▶ _JOB_: Can you output the material exactly as written, minus any pictures it holds?

▶ _DATA_:
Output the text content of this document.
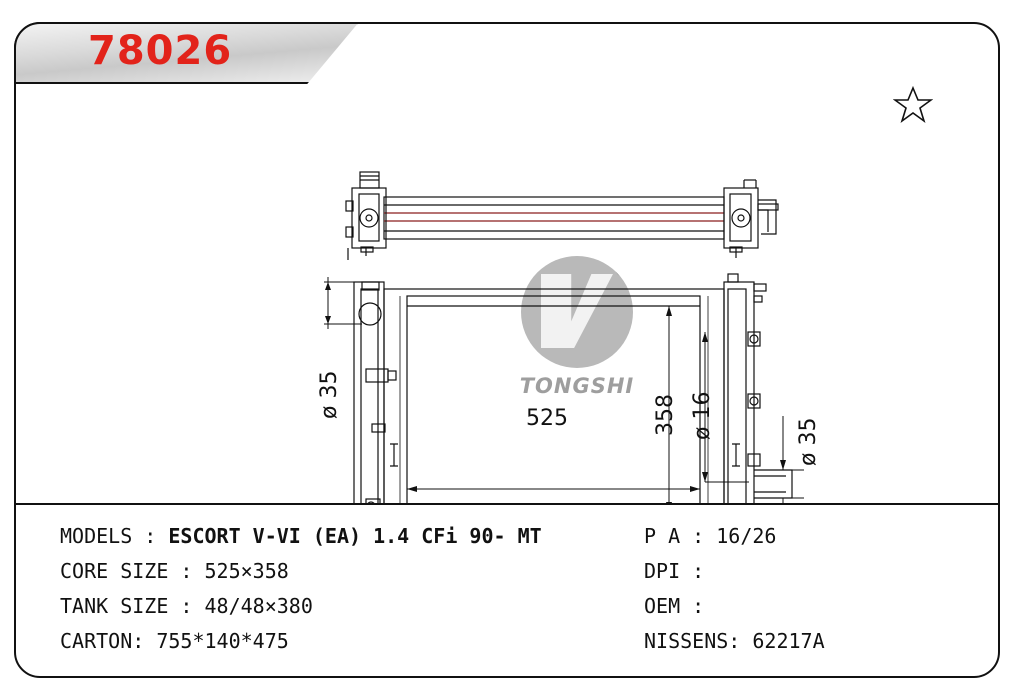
78026
®
TONGSHI
ø 35	358 ø 16
ø 35
525
MODELS : ESCORT V-VI (EA) 1.4 CFi 90- MT
CORE SIZE : 525×358
TANK SIZE : 48/48×380
CARTON: 755*140*475
P A : 16/26
DPI :
OEM :
NISSENS: 62217A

▶ _TASK SOLUTION_:
Output the text content of this document.
78026
®
TONGSHI
ø 35	358 ø 16
ø 35
525
MODELS : ESCORT V-VI (EA) 1.4 CFi 90- MT
CORE SIZE : 525×358
TANK SIZE : 48/48×380
CARTON: 755*140*475
P A : 16/26
DPI :
OEM :
NISSENS: 62217A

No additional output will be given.